══ EXERCISE DATA

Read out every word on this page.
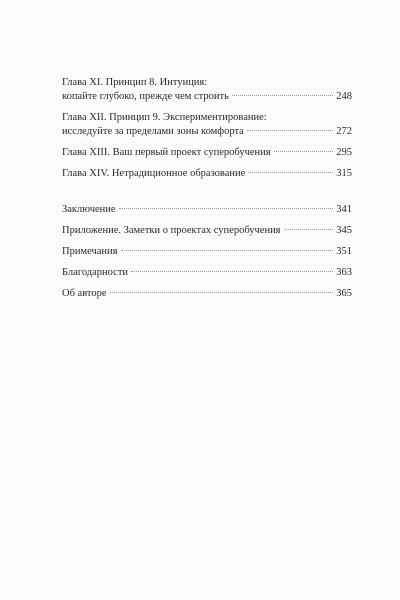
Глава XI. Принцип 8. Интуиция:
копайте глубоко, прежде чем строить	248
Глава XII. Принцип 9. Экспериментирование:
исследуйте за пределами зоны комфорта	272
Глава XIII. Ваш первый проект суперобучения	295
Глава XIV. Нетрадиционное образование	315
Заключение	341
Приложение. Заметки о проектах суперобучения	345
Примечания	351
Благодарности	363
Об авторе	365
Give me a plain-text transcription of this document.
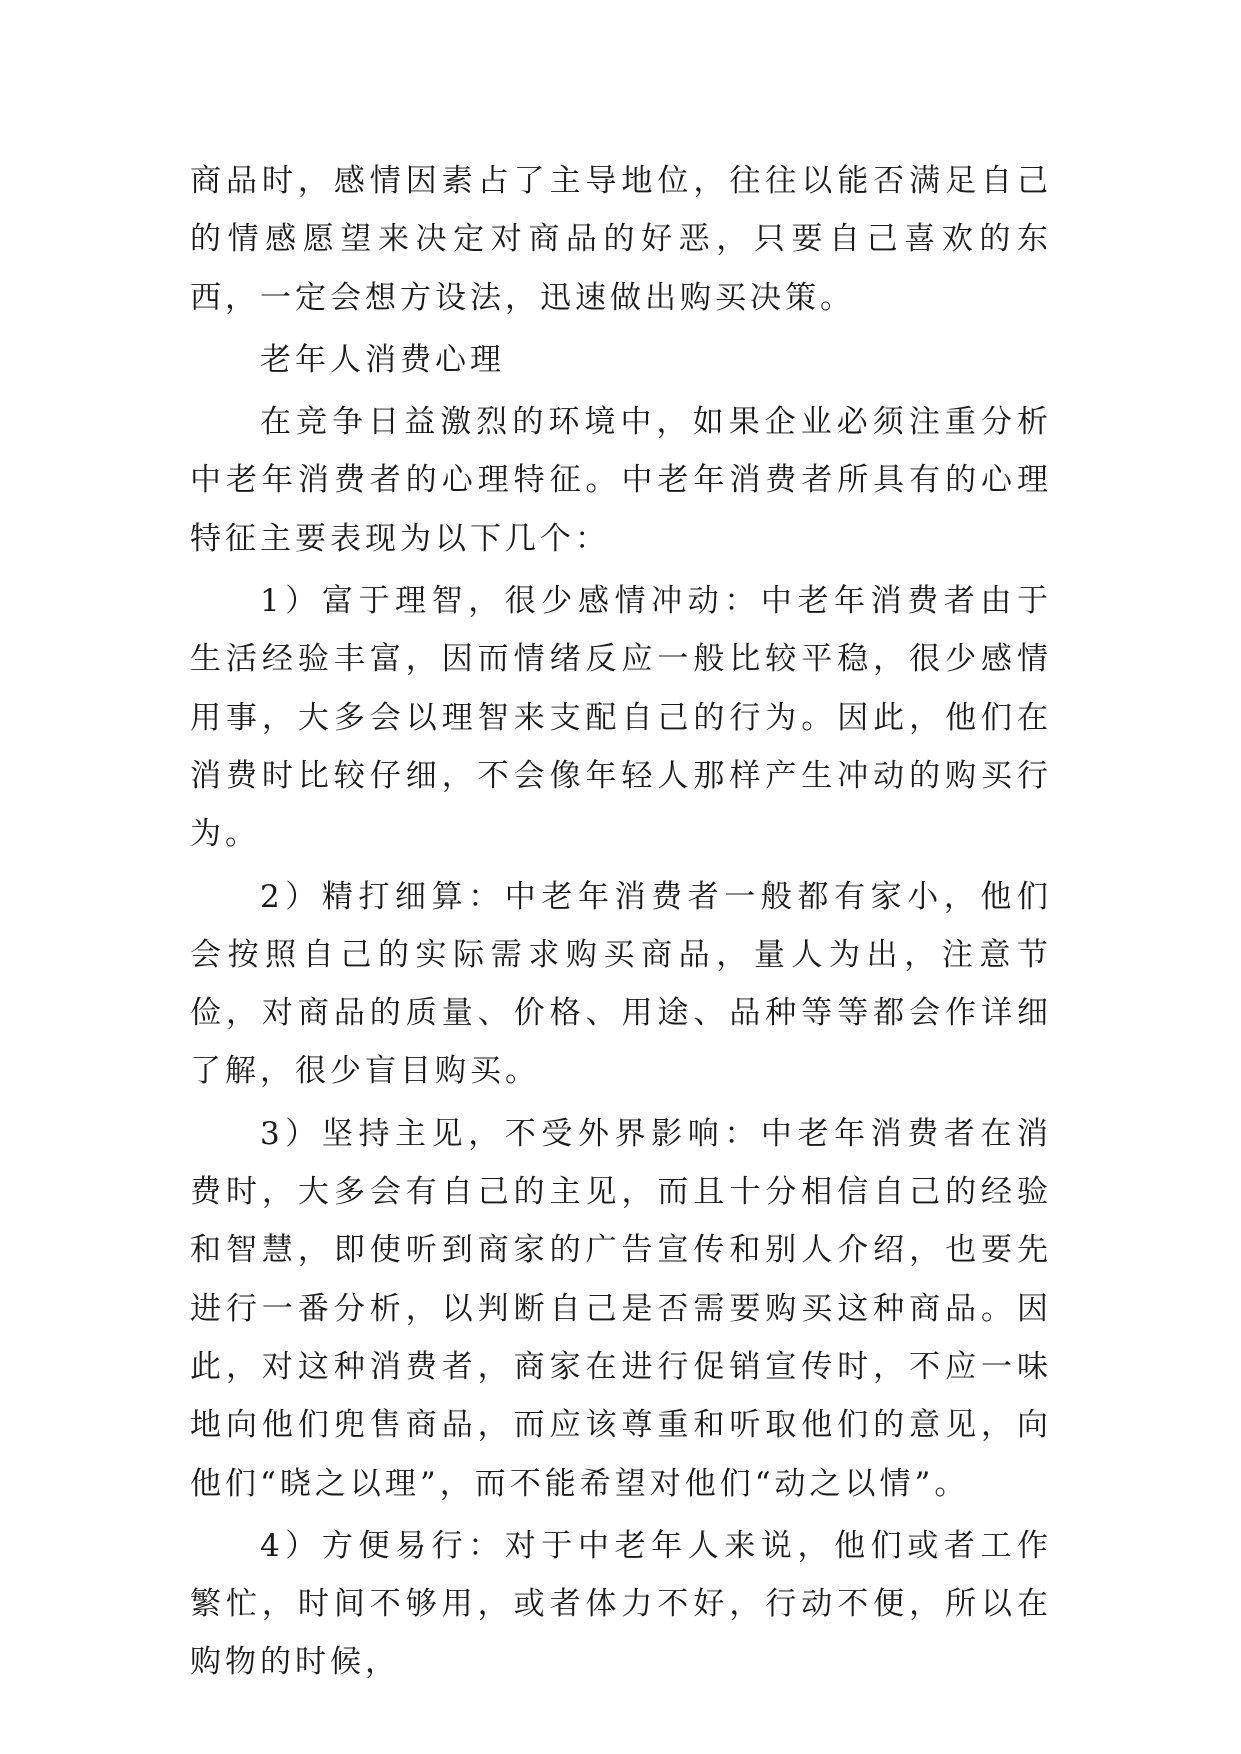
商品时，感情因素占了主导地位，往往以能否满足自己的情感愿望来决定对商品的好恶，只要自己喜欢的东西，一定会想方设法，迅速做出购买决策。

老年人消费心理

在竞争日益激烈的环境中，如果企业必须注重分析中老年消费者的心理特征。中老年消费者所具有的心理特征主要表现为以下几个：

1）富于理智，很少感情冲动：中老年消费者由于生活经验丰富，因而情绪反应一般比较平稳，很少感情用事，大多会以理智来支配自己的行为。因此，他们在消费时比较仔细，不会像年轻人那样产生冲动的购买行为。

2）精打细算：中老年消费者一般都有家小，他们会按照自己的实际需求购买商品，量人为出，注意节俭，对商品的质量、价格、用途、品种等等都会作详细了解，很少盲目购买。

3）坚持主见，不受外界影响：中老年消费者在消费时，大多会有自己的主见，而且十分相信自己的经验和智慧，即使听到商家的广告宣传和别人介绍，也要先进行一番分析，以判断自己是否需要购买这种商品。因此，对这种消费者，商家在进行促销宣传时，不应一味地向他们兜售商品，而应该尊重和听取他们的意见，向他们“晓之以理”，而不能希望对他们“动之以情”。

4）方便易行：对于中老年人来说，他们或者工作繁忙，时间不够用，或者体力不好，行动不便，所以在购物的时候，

════
══ EXERCISE DATA

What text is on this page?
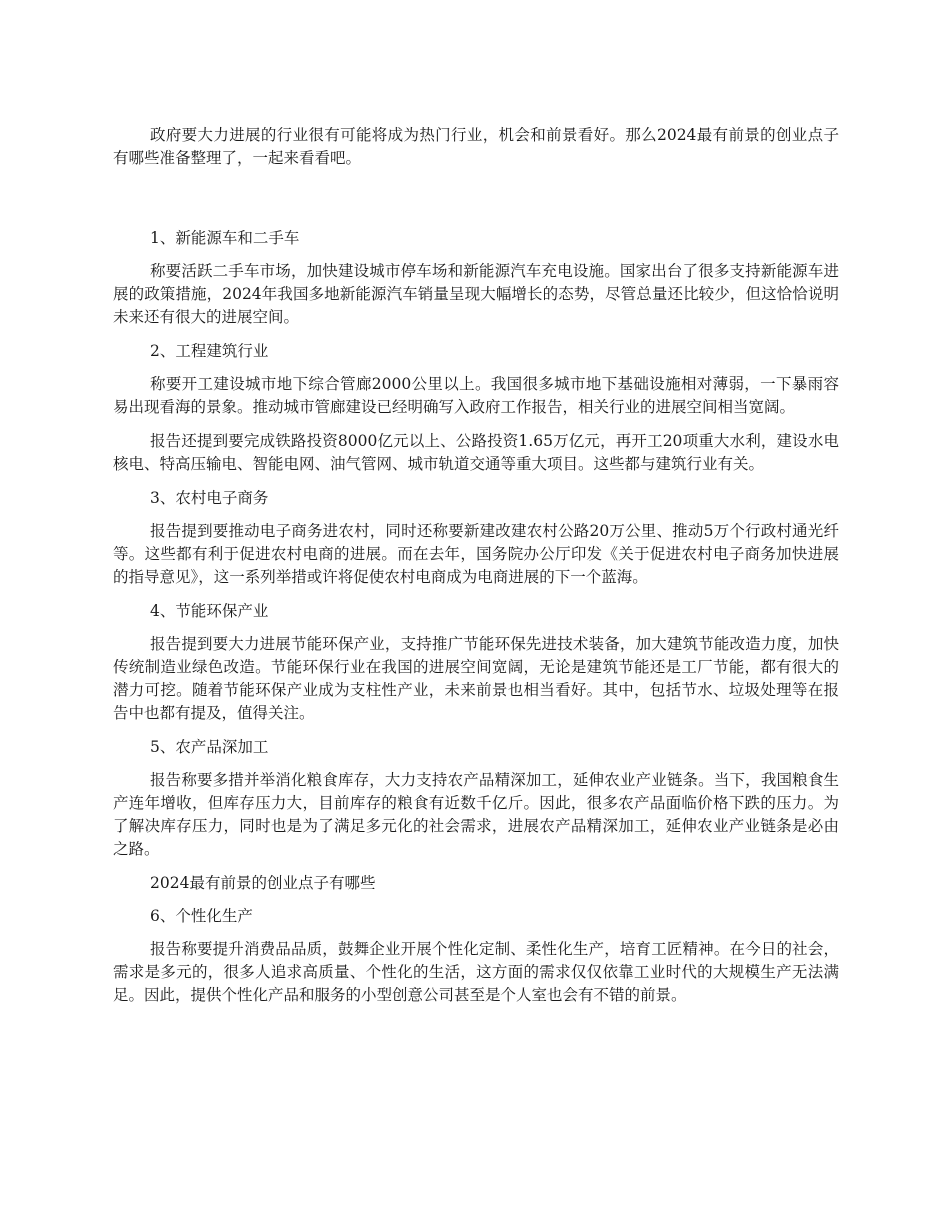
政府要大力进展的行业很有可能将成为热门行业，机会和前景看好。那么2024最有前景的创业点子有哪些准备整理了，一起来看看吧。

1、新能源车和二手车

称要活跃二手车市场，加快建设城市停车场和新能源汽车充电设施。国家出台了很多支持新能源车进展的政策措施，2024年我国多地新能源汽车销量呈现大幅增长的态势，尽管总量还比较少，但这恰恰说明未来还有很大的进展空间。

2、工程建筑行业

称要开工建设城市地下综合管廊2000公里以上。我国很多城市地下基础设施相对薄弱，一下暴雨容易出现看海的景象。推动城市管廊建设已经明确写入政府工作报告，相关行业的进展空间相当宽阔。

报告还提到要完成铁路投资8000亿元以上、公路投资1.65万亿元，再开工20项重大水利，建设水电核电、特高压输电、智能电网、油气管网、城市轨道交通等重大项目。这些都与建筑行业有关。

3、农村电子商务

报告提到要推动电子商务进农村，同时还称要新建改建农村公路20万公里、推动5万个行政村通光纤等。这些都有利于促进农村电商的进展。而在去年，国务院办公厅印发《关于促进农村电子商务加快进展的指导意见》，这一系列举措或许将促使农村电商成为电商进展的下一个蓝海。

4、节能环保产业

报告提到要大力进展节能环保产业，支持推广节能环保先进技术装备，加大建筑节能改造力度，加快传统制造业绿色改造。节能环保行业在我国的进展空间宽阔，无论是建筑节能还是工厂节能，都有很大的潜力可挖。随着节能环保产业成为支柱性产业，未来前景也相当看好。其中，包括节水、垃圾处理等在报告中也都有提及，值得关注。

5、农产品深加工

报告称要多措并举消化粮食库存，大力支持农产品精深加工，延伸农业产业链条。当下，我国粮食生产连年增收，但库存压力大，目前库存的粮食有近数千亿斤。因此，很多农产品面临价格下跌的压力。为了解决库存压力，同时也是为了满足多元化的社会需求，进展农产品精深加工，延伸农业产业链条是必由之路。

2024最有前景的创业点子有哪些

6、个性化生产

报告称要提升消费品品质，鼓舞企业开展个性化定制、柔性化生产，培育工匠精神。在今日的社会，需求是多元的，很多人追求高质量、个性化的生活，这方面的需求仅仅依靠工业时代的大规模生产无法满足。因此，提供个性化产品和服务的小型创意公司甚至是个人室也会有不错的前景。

════
══ EXERCISE DATA

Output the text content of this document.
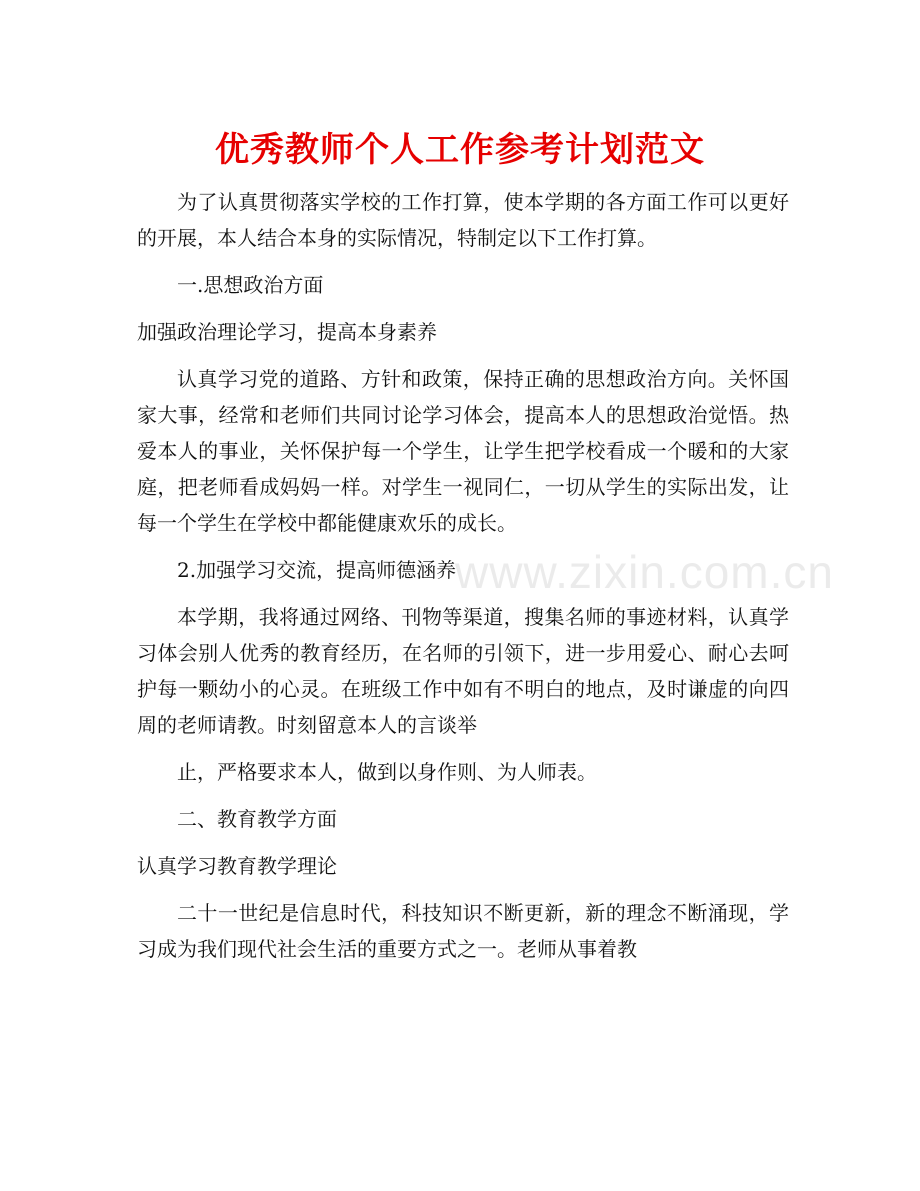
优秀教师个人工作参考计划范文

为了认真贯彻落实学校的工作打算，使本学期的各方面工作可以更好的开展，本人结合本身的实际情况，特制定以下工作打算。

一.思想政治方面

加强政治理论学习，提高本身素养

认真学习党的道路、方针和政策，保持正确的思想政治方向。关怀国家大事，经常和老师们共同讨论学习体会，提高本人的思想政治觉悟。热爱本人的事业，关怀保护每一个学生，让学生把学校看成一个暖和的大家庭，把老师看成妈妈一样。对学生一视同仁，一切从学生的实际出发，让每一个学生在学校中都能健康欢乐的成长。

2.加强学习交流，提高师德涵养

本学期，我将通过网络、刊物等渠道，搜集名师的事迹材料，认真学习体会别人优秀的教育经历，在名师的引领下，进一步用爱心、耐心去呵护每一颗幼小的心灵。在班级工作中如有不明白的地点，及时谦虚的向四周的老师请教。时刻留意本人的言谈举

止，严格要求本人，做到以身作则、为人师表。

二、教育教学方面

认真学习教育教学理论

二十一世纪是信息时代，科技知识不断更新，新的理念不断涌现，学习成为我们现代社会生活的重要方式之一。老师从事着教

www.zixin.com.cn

════

#### WHAT YOU NEED TO DO:
Find all lines where the word "document" appears. Copy them.

#### TASK OUTPUT:
Give me a plain-text transcription of this document.
Output the text content of this document.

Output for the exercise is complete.